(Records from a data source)
▼▼▼

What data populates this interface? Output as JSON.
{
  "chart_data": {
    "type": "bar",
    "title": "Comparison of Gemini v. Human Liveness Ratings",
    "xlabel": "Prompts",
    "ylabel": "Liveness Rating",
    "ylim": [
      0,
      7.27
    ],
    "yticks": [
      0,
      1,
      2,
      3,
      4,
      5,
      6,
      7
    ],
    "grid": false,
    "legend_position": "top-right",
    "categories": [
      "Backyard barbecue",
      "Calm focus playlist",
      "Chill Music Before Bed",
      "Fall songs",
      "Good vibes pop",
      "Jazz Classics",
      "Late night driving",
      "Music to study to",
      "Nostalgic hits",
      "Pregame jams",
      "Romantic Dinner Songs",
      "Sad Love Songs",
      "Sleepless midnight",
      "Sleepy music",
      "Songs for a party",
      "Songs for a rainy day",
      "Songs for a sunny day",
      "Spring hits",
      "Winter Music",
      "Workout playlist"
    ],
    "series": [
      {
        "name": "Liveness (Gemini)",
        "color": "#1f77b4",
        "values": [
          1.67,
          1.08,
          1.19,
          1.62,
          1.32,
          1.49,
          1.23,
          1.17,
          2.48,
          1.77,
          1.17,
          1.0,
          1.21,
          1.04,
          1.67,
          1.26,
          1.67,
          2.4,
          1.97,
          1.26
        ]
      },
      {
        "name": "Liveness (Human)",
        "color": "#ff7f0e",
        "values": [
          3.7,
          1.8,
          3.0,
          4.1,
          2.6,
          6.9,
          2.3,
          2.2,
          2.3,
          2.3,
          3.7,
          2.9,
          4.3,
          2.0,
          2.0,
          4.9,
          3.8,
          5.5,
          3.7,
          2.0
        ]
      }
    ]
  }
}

▲▲▲

> SET EXERCISE: Write down all the entries again without a single difference.

> FULL RESPONSE:
What data populates this interface? Output as JSON.
{
  "chart_data": {
    "type": "bar",
    "title": "Comparison of Gemini v. Human Liveness Ratings",
    "xlabel": "Prompts",
    "ylabel": "Liveness Rating",
    "ylim": [
      0,
      7.27
    ],
    "yticks": [
      0,
      1,
      2,
      3,
      4,
      5,
      6,
      7
    ],
    "grid": false,
    "legend_position": "top-right",
    "categories": [
      "Backyard barbecue",
      "Calm focus playlist",
      "Chill Music Before Bed",
      "Fall songs",
      "Good vibes pop",
      "Jazz Classics",
      "Late night driving",
      "Music to study to",
      "Nostalgic hits",
      "Pregame jams",
      "Romantic Dinner Songs",
      "Sad Love Songs",
      "Sleepless midnight",
      "Sleepy music",
      "Songs for a party",
      "Songs for a rainy day",
      "Songs for a sunny day",
      "Spring hits",
      "Winter Music",
      "Workout playlist"
    ],
    "series": [
      {
        "name": "Liveness (Gemini)",
        "color": "#1f77b4",
        "values": [
          1.67,
          1.08,
          1.19,
          1.62,
          1.32,
          1.49,
          1.23,
          1.17,
          2.48,
          1.77,
          1.17,
          1.0,
          1.21,
          1.04,
          1.67,
          1.26,
          1.67,
          2.4,
          1.97,
          1.26
        ]
      },
      {
        "name": "Liveness (Human)",
        "color": "#ff7f0e",
        "values": [
          3.7,
          1.8,
          3.0,
          4.1,
          2.6,
          6.9,
          2.3,
          2.2,
          2.3,
          2.3,
          3.7,
          2.9,
          4.3,
          2.0,
          2.0,
          4.9,
          3.8,
          5.5,
          3.7,
          2.0
        ]
      }
    ]
  }
}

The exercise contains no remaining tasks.